Copy out every item below word for word, with no changes.

Element and region data
--- Begin ---
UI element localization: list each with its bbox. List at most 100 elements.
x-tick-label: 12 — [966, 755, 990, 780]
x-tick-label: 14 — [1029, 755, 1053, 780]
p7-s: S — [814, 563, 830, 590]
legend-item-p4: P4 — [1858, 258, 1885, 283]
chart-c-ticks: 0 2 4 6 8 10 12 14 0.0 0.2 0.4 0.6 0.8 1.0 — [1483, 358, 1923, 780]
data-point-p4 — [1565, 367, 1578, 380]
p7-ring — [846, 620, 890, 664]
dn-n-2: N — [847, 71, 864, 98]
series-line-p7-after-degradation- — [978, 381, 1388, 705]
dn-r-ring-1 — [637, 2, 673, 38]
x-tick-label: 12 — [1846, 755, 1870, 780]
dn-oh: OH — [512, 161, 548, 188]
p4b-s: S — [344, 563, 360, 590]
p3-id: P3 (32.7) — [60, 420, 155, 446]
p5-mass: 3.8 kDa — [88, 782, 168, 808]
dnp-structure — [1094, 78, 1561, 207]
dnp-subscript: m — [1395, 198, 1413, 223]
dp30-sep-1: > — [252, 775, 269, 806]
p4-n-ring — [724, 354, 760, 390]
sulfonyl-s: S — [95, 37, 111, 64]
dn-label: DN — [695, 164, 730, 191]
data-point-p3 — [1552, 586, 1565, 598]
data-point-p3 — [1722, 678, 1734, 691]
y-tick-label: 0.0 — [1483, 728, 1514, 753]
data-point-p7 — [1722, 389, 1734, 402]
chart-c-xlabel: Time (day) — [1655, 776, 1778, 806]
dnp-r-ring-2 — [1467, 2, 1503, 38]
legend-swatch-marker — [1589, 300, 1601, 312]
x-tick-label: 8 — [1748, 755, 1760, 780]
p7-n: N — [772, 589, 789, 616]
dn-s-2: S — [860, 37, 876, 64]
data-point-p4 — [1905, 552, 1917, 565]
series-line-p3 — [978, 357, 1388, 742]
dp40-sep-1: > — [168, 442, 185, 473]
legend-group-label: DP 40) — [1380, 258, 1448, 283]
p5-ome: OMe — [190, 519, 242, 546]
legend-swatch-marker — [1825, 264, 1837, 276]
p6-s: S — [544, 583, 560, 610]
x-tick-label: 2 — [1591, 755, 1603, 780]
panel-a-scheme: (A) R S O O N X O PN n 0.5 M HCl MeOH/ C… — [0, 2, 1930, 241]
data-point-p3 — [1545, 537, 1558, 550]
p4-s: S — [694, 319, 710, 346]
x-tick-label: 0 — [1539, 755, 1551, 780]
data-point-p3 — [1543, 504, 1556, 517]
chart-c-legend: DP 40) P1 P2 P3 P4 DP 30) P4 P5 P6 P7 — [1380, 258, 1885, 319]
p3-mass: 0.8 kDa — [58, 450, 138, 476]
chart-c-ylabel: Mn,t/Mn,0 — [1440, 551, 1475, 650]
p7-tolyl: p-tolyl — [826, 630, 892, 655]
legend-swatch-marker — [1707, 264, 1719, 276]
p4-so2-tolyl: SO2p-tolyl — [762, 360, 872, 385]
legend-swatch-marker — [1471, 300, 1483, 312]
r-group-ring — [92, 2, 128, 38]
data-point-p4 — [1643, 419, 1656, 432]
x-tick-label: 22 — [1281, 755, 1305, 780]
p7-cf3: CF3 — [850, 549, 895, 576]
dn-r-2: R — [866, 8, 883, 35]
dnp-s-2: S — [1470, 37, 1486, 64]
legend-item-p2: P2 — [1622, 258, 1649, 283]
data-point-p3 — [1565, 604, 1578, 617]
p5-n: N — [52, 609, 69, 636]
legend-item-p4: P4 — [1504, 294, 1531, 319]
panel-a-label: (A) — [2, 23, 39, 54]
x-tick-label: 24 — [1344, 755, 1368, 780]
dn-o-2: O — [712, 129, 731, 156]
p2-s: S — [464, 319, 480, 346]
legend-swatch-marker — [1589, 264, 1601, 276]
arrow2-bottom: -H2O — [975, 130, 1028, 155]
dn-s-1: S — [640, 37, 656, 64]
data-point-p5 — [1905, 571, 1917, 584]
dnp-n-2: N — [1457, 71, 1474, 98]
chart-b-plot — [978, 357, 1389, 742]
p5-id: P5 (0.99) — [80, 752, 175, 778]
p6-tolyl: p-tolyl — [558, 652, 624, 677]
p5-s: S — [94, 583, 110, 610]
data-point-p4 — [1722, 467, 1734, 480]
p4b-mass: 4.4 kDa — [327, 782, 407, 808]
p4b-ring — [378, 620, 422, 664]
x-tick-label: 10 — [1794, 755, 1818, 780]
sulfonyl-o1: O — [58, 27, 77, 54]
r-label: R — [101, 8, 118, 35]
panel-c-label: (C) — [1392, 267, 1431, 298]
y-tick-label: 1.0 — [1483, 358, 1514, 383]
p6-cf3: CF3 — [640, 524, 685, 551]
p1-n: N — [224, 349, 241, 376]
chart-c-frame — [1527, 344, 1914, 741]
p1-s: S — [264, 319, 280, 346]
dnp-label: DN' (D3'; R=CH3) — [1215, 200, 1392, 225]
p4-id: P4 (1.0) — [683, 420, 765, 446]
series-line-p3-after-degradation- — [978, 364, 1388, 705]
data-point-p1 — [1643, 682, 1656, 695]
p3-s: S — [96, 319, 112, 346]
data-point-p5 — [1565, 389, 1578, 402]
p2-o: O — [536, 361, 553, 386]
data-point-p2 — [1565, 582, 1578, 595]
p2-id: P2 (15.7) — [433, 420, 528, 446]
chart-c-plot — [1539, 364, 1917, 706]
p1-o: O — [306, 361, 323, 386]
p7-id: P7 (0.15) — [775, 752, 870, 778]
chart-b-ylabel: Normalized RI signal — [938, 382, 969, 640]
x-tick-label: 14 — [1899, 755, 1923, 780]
--- End ---
• [Solution to this exercise]
UI element localization: list each with its bbox. List at most 100 elements.
x-tick-label: 12 — [966, 755, 990, 780]
x-tick-label: 14 — [1029, 755, 1053, 780]
p7-s: S — [814, 563, 830, 590]
legend-item-p4: P4 — [1858, 258, 1885, 283]
chart-c-ticks: 0 2 4 6 8 10 12 14 0.0 0.2 0.4 0.6 0.8 1.0 — [1483, 358, 1923, 780]
data-point-p4 — [1565, 367, 1578, 380]
p7-ring — [846, 620, 890, 664]
dn-n-2: N — [847, 71, 864, 98]
series-line-p7-after-degradation- — [978, 381, 1388, 705]
dn-r-ring-1 — [637, 2, 673, 38]
x-tick-label: 12 — [1846, 755, 1870, 780]
dn-oh: OH — [512, 161, 548, 188]
p4b-s: S — [344, 563, 360, 590]
p3-id: P3 (32.7) — [60, 420, 155, 446]
p5-mass: 3.8 kDa — [88, 782, 168, 808]
dnp-structure — [1094, 78, 1561, 207]
dnp-subscript: m — [1395, 198, 1413, 223]
dp30-sep-1: > — [252, 775, 269, 806]
p4-n-ring — [724, 354, 760, 390]
sulfonyl-s: S — [95, 37, 111, 64]
dn-label: DN — [695, 164, 730, 191]
data-point-p3 — [1552, 586, 1565, 598]
data-point-p3 — [1722, 678, 1734, 691]
y-tick-label: 0.0 — [1483, 728, 1514, 753]
data-point-p7 — [1722, 389, 1734, 402]
chart-c-xlabel: Time (day) — [1655, 776, 1778, 806]
dnp-r-ring-2 — [1467, 2, 1503, 38]
legend-swatch-marker — [1589, 300, 1601, 312]
x-tick-label: 8 — [1748, 755, 1760, 780]
p7-n: N — [772, 589, 789, 616]
dn-s-2: S — [860, 37, 876, 64]
data-point-p4 — [1905, 552, 1917, 565]
series-line-p3 — [978, 357, 1388, 742]
dp40-sep-1: > — [168, 442, 185, 473]
legend-group-label: DP 40) — [1380, 258, 1448, 283]
p5-ome: OMe — [190, 519, 242, 546]
legend-swatch-marker — [1825, 264, 1837, 276]
p6-s: S — [544, 583, 560, 610]
x-tick-label: 2 — [1591, 755, 1603, 780]
panel-a-scheme: (A) R S O O N X O PN n 0.5 M HCl MeOH/ C… — [0, 2, 1930, 241]
data-point-p3 — [1545, 537, 1558, 550]
p4-s: S — [694, 319, 710, 346]
x-tick-label: 0 — [1539, 755, 1551, 780]
data-point-p3 — [1543, 504, 1556, 517]
chart-c-legend: DP 40) P1 P2 P3 P4 DP 30) P4 P5 P6 P7 — [1380, 258, 1885, 319]
p3-mass: 0.8 kDa — [58, 450, 138, 476]
chart-c-ylabel: Mn,t/Mn,0 — [1440, 551, 1475, 650]
p7-tolyl: p-tolyl — [826, 630, 892, 655]
legend-swatch-marker — [1707, 264, 1719, 276]
p4-so2-tolyl: SO2p-tolyl — [762, 360, 872, 385]
legend-swatch-marker — [1471, 300, 1483, 312]
r-group-ring — [92, 2, 128, 38]
data-point-p4 — [1643, 419, 1656, 432]
x-tick-label: 22 — [1281, 755, 1305, 780]
p7-cf3: CF3 — [850, 549, 895, 576]
dn-r-2: R — [866, 8, 883, 35]
dnp-s-2: S — [1470, 37, 1486, 64]
legend-item-p2: P2 — [1622, 258, 1649, 283]
data-point-p3 — [1565, 604, 1578, 617]
p5-n: N — [52, 609, 69, 636]
legend-item-p4: P4 — [1504, 294, 1531, 319]
panel-a-label: (A) — [2, 23, 39, 54]
x-tick-label: 24 — [1344, 755, 1368, 780]
dn-o-2: O — [712, 129, 731, 156]
p2-s: S — [464, 319, 480, 346]
legend-swatch-marker — [1589, 264, 1601, 276]
arrow2-bottom: -H2O — [975, 130, 1028, 155]
dn-s-1: S — [640, 37, 656, 64]
data-point-p5 — [1905, 571, 1917, 584]
dnp-n-2: N — [1457, 71, 1474, 98]
chart-b-plot — [978, 357, 1389, 742]
p5-id: P5 (0.99) — [80, 752, 175, 778]
p6-tolyl: p-tolyl — [558, 652, 624, 677]
p5-s: S — [94, 583, 110, 610]
data-point-p4 — [1722, 467, 1734, 480]
p4b-mass: 4.4 kDa — [327, 782, 407, 808]
p4b-ring — [378, 620, 422, 664]
x-tick-label: 10 — [1794, 755, 1818, 780]
sulfonyl-o1: O — [58, 27, 77, 54]
r-label: R — [101, 8, 118, 35]
panel-c-label: (C) — [1392, 267, 1431, 298]
y-tick-label: 1.0 — [1483, 358, 1514, 383]
p6-cf3: CF3 — [640, 524, 685, 551]
p1-n: N — [224, 349, 241, 376]
chart-c-frame — [1527, 344, 1914, 741]
p1-s: S — [264, 319, 280, 346]
dnp-label: DN' (D3'; R=CH3) — [1215, 200, 1392, 225]
p4-id: P4 (1.0) — [683, 420, 765, 446]
series-line-p3-after-degradation- — [978, 364, 1388, 705]
data-point-p1 — [1643, 682, 1656, 695]
p3-s: S — [96, 319, 112, 346]
data-point-p5 — [1565, 389, 1578, 402]
p2-o: O — [536, 361, 553, 386]
data-point-p2 — [1565, 582, 1578, 595]
p2-id: P2 (15.7) — [433, 420, 528, 446]
chart-c-plot — [1539, 364, 1917, 706]
p1-o: O — [306, 361, 323, 386]
p7-id: P7 (0.15) — [775, 752, 870, 778]
chart-b-ylabel: Normalized RI signal — [938, 382, 969, 640]
x-tick-label: 14 — [1899, 755, 1923, 780]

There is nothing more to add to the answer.